# The request:
Reproduce the items from the line with "- cb3d-tick-0.2: 0.2: [447, 249, 468, 266]" to the line with "- colorbar-3d-gradient: [415, 14, 439, 301]", replacing "hotspot" with "focus" and leaving everything else unchanged.

Start Data provided

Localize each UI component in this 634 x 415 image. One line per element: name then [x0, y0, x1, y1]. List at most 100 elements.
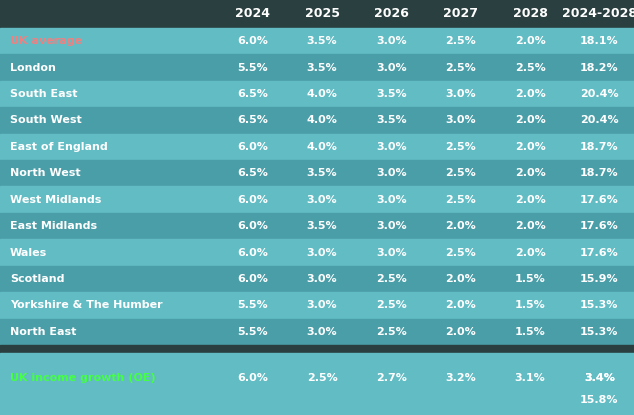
Text: 6.5%: 6.5%: [237, 89, 268, 99]
Text: 3.4%: 3.4%: [584, 373, 615, 383]
Text: 2.5%: 2.5%: [307, 373, 337, 383]
Text: 15.8%: 15.8%: [580, 395, 619, 405]
Text: 3.0%: 3.0%: [376, 195, 406, 205]
Text: 2.5%: 2.5%: [445, 195, 476, 205]
Text: 2028: 2028: [512, 7, 547, 20]
Text: 2.0%: 2.0%: [515, 195, 545, 205]
Text: 3.5%: 3.5%: [307, 36, 337, 46]
Text: 6.0%: 6.0%: [237, 274, 268, 284]
Text: 1.5%: 1.5%: [515, 274, 545, 284]
Text: 2024-2028: 2024-2028: [562, 7, 634, 20]
Text: 3.5%: 3.5%: [307, 221, 337, 231]
Text: UK average: UK average: [10, 36, 82, 46]
Text: 3.0%: 3.0%: [445, 115, 476, 125]
Text: 18.7%: 18.7%: [580, 142, 619, 152]
Bar: [0, 28, 634, 54]
Text: 20.4%: 20.4%: [580, 115, 619, 125]
Text: 5.5%: 5.5%: [237, 300, 268, 310]
Text: 18.1%: 18.1%: [580, 36, 619, 46]
Text: 6.0%: 6.0%: [237, 247, 268, 258]
Text: 17.6%: 17.6%: [580, 221, 619, 231]
Text: 3.5%: 3.5%: [307, 63, 337, 73]
Bar: [0, 292, 634, 319]
Bar: [0, 81, 634, 107]
Text: 3.0%: 3.0%: [376, 63, 406, 73]
Text: 2.5%: 2.5%: [445, 36, 476, 46]
Text: 6.0%: 6.0%: [237, 142, 268, 152]
Text: 2.0%: 2.0%: [445, 274, 476, 284]
Text: North East: North East: [10, 327, 76, 337]
Text: West Midlands: West Midlands: [10, 195, 101, 205]
Text: 15.9%: 15.9%: [580, 274, 619, 284]
Text: East of England: East of England: [10, 142, 108, 152]
Text: Wales: Wales: [10, 247, 48, 258]
Text: 2.0%: 2.0%: [515, 247, 545, 258]
Text: 6.5%: 6.5%: [237, 168, 268, 178]
Text: 2.7%: 2.7%: [376, 373, 407, 383]
Text: 3.0%: 3.0%: [307, 195, 337, 205]
Text: 18.2%: 18.2%: [580, 63, 619, 73]
Text: 17.6%: 17.6%: [580, 195, 619, 205]
Text: 3.4%: 3.4%: [584, 373, 615, 383]
Text: 2027: 2027: [443, 7, 478, 20]
Text: 17.6%: 17.6%: [580, 247, 619, 258]
Text: 2026: 2026: [374, 7, 409, 20]
Bar: [0, 353, 634, 415]
Text: 2.0%: 2.0%: [445, 300, 476, 310]
Text: 2.0%: 2.0%: [515, 36, 545, 46]
Text: 3.0%: 3.0%: [307, 300, 337, 310]
Text: 3.0%: 3.0%: [376, 221, 406, 231]
Bar: [0, 239, 634, 266]
Text: 3.5%: 3.5%: [376, 115, 406, 125]
Text: 2.0%: 2.0%: [515, 115, 545, 125]
Bar: [0, 0, 634, 28]
Bar: [0, 266, 634, 292]
Bar: [0, 160, 634, 186]
Text: 2.5%: 2.5%: [515, 63, 545, 73]
Text: 2025: 2025: [304, 7, 339, 20]
Text: 6.0%: 6.0%: [237, 373, 268, 383]
Text: 2.0%: 2.0%: [515, 221, 545, 231]
Bar: [0, 134, 634, 160]
Bar: [0, 54, 634, 81]
Text: 1.5%: 1.5%: [515, 327, 545, 337]
Text: 4.0%: 4.0%: [307, 142, 337, 152]
Text: Scotland: Scotland: [10, 274, 65, 284]
Text: 15.3%: 15.3%: [580, 327, 619, 337]
Text: 2.5%: 2.5%: [445, 247, 476, 258]
Text: 3.5%: 3.5%: [307, 168, 337, 178]
Text: 2.5%: 2.5%: [376, 274, 406, 284]
Text: 5.5%: 5.5%: [237, 63, 268, 73]
Text: 2.0%: 2.0%: [515, 89, 545, 99]
Text: 6.0%: 6.0%: [237, 195, 268, 205]
Text: 3.0%: 3.0%: [376, 247, 406, 258]
Text: 2.0%: 2.0%: [445, 221, 476, 231]
Text: 6.5%: 6.5%: [237, 115, 268, 125]
Text: 3.0%: 3.0%: [376, 36, 406, 46]
Text: 2.0%: 2.0%: [515, 142, 545, 152]
Text: London: London: [10, 63, 56, 73]
Text: 3.2%: 3.2%: [445, 373, 476, 383]
Bar: [0, 213, 634, 239]
Text: 2.5%: 2.5%: [445, 142, 476, 152]
Text: South West: South West: [10, 115, 82, 125]
Bar: [0, 345, 634, 353]
Text: 3.0%: 3.0%: [307, 247, 337, 258]
Text: South East: South East: [10, 89, 77, 99]
Text: 2.5%: 2.5%: [445, 63, 476, 73]
Text: 5.5%: 5.5%: [237, 327, 268, 337]
Text: 2.5%: 2.5%: [376, 327, 406, 337]
Text: 20.4%: 20.4%: [580, 89, 619, 99]
Text: 2024: 2024: [235, 7, 270, 20]
Text: 2.0%: 2.0%: [445, 327, 476, 337]
Bar: [0, 319, 634, 345]
Bar: [0, 186, 634, 213]
Text: 4.0%: 4.0%: [307, 115, 337, 125]
Text: 3.0%: 3.0%: [376, 142, 406, 152]
Text: 3.0%: 3.0%: [376, 168, 406, 178]
Bar: [0, 107, 634, 134]
Text: 3.5%: 3.5%: [376, 89, 406, 99]
Text: 3.0%: 3.0%: [307, 274, 337, 284]
Text: 2.5%: 2.5%: [376, 300, 406, 310]
Text: 6.0%: 6.0%: [237, 221, 268, 231]
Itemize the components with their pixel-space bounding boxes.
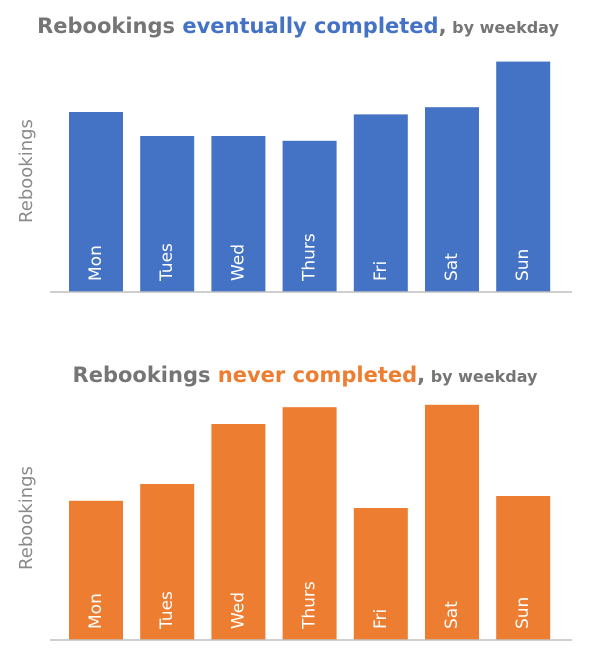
tick-label-mon: Mon xyxy=(86,245,106,281)
chart-never-completed: Rebookings never completed, by weekday R… xyxy=(16,363,572,641)
tick-label-fri: Fri xyxy=(371,609,391,629)
bar-wed xyxy=(211,424,266,640)
tick-label-fri: Fri xyxy=(371,261,391,281)
tick-label-sun: Sun xyxy=(513,249,533,281)
chart-title: Rebookings never completed, by weekday xyxy=(73,363,539,387)
tick-label-thurs: Thurs xyxy=(300,581,320,630)
bar-sat xyxy=(425,404,479,640)
tick-label-thurs: Thurs xyxy=(300,233,320,282)
chart-title: Rebookings eventually completed, by week… xyxy=(37,14,559,38)
bar-thurs xyxy=(282,407,337,640)
tick-label-tues: Tues xyxy=(157,591,177,630)
tick-label-mon: Mon xyxy=(86,593,106,629)
tick-label-wed: Wed xyxy=(228,592,248,629)
tick-label-wed: Wed xyxy=(228,244,248,281)
bar-tues xyxy=(140,136,195,292)
chart-eventually-completed: Rebookings eventually completed, by week… xyxy=(16,14,572,293)
bars: Mon Tues Wed Thurs Fri Sat Sun xyxy=(69,61,551,293)
bar-wed xyxy=(211,136,266,292)
bar-mon xyxy=(69,112,123,292)
tick-label-sat: Sat xyxy=(442,253,462,281)
bar-thurs xyxy=(282,140,337,292)
y-axis-label: Rebookings xyxy=(16,119,37,223)
tick-label-tues: Tues xyxy=(157,243,177,282)
y-axis-label: Rebookings xyxy=(16,466,37,570)
bars: Mon Tues Wed Thurs Fri Sat Sun xyxy=(69,404,551,640)
bar-fri xyxy=(353,114,408,293)
bar-mon xyxy=(69,500,123,640)
tick-label-sat: Sat xyxy=(442,601,462,629)
bar-fri xyxy=(353,508,408,640)
bar-tues xyxy=(140,484,195,640)
bar-sun xyxy=(496,496,551,640)
bar-sat xyxy=(425,107,479,292)
bar-sun xyxy=(496,61,551,292)
tick-label-sun: Sun xyxy=(513,597,533,629)
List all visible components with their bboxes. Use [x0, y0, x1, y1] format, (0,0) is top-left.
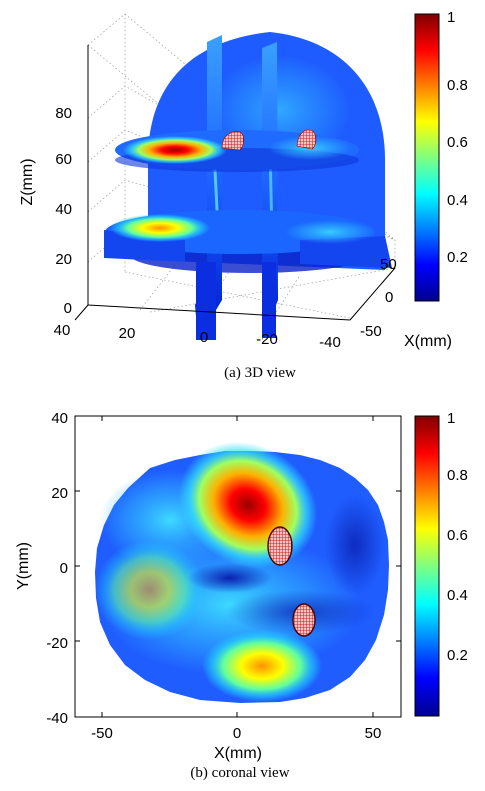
- cb3d-tick-0.2: 0.2: [447, 249, 468, 266]
- target-ellipse-2: [293, 604, 315, 636]
- colorbar-coronal-gradient: [415, 416, 439, 716]
- cb3d-tick-0.4: 0.4: [447, 192, 468, 209]
- x3d-tick-0: 0: [385, 289, 393, 306]
- caption-coronal: (b) coronal view: [190, 765, 289, 781]
- floor-left-edge: [75, 305, 88, 320]
- y3d-tick-20: 20: [119, 325, 136, 342]
- floor-front-edge: [88, 305, 350, 320]
- cor-xtick-50: 50: [365, 725, 382, 742]
- cbcor-tick-1: 1: [447, 410, 455, 427]
- z-tick-20: 20: [55, 251, 72, 268]
- y3d-tick-40: 40: [54, 322, 71, 339]
- cor-ytick-20: 20: [51, 485, 68, 502]
- z-tick-40: 40: [55, 201, 72, 218]
- colorbar-coronal: 0.2 0.4 0.6 0.8 1: [415, 410, 468, 716]
- coronal-hotspot-lower: [202, 630, 322, 702]
- cor-xtick-neg50: -50: [91, 725, 113, 742]
- cbcor-tick-0.6: 0.6: [447, 527, 468, 544]
- cor-ytick-neg20: -20: [46, 635, 68, 652]
- panel-coronal-view: 40 20 0 -20 -40 Y(mm) -50 0 50 X(mm) 0.2…: [15, 410, 468, 781]
- z-tick-0: 0: [64, 300, 72, 317]
- target-ellipse-1: [268, 527, 292, 565]
- cb3d-tick-0.8: 0.8: [447, 77, 468, 94]
- sagittal-slice-2-lower: [262, 262, 276, 338]
- axial-slice-lower-hotspot: [110, 214, 210, 242]
- colorbar-3d-gradient: [415, 14, 439, 301]
- panel-3d-view: 0 20 40 60 80 Z(mm) 40 20 0 -20 -40 50 0…: [19, 9, 468, 381]
- y3d-tick-neg40: -40: [319, 334, 341, 351]
- z-axis-label: Z(mm): [19, 158, 36, 205]
- axial-slice-upper-hotspot: [123, 136, 227, 164]
- x3d-tick-50: 50: [380, 256, 397, 273]
- z-tick-labels: 0 20 40 60 80: [55, 105, 72, 317]
- cbcor-tick-0.8: 0.8: [447, 467, 468, 484]
- cbcor-tick-0.2: 0.2: [447, 647, 468, 664]
- x3d-tick-neg50: -50: [360, 323, 382, 340]
- caption-3d: (a) 3D view: [224, 365, 296, 381]
- cor-ytick-neg40: -40: [46, 710, 68, 727]
- z-tick-80: 80: [55, 105, 72, 122]
- y3d-tick-neg20: -20: [256, 331, 278, 348]
- cor-ytick-0: 0: [60, 560, 68, 577]
- coronal-y-axis-label: Y(mm): [15, 542, 32, 590]
- cb3d-tick-0.6: 0.6: [447, 134, 468, 151]
- cor-ytick-40: 40: [51, 410, 68, 427]
- z-tick-60: 60: [55, 151, 72, 168]
- coronal-y-ticks: 40 20 0 -20 -40: [46, 410, 68, 727]
- cor-xtick-0: 0: [233, 725, 241, 742]
- y3d-tick-0: 0: [200, 329, 208, 346]
- coronal-x-axis-label: X(mm): [214, 745, 262, 762]
- colorbar-3d: 0.2 0.4 0.6 0.8 1: [415, 9, 468, 301]
- cb3d-tick-1: 1: [447, 9, 455, 26]
- cbcor-tick-0.4: 0.4: [447, 587, 468, 604]
- coronal-x-ticks: -50 0 50: [91, 725, 381, 742]
- x-axis-label-3d: X(mm): [404, 333, 452, 350]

End Data provided

# Response below:
- cb3d-tick-0.2: 0.2: [447, 249, 468, 266]
- target-ellipse-2: [293, 604, 315, 636]
- colorbar-coronal-gradient: [415, 416, 439, 716]
- cb3d-tick-0.4: 0.4: [447, 192, 468, 209]
- x3d-tick-0: 0: [385, 289, 393, 306]
- caption-coronal: (b) coronal view: [190, 765, 289, 781]
- floor-left-edge: [75, 305, 88, 320]
- y3d-tick-20: 20: [119, 325, 136, 342]
- floor-front-edge: [88, 305, 350, 320]
- cor-xtick-50: 50: [365, 725, 382, 742]
- cbcor-tick-1: 1: [447, 410, 455, 427]
- z-tick-20: 20: [55, 251, 72, 268]
- y3d-tick-40: 40: [54, 322, 71, 339]
- cor-ytick-20: 20: [51, 485, 68, 502]
- z-tick-40: 40: [55, 201, 72, 218]
- colorbar-coronal: 0.2 0.4 0.6 0.8 1: [415, 410, 468, 716]
- coronal-focus-lower: [202, 630, 322, 702]
- cor-xtick-neg50: -50: [91, 725, 113, 742]
- cbcor-tick-0.6: 0.6: [447, 527, 468, 544]
- cor-ytick-neg20: -20: [46, 635, 68, 652]
- panel-coronal-view: 40 20 0 -20 -40 Y(mm) -50 0 50 X(mm) 0.2…: [15, 410, 468, 781]
- z-tick-0: 0: [64, 300, 72, 317]
- target-ellipse-1: [268, 527, 292, 565]
- cb3d-tick-0.8: 0.8: [447, 77, 468, 94]
- sagittal-slice-2-lower: [262, 262, 276, 338]
- axial-slice-lower-focus: [110, 214, 210, 242]
- colorbar-3d-gradient: [415, 14, 439, 301]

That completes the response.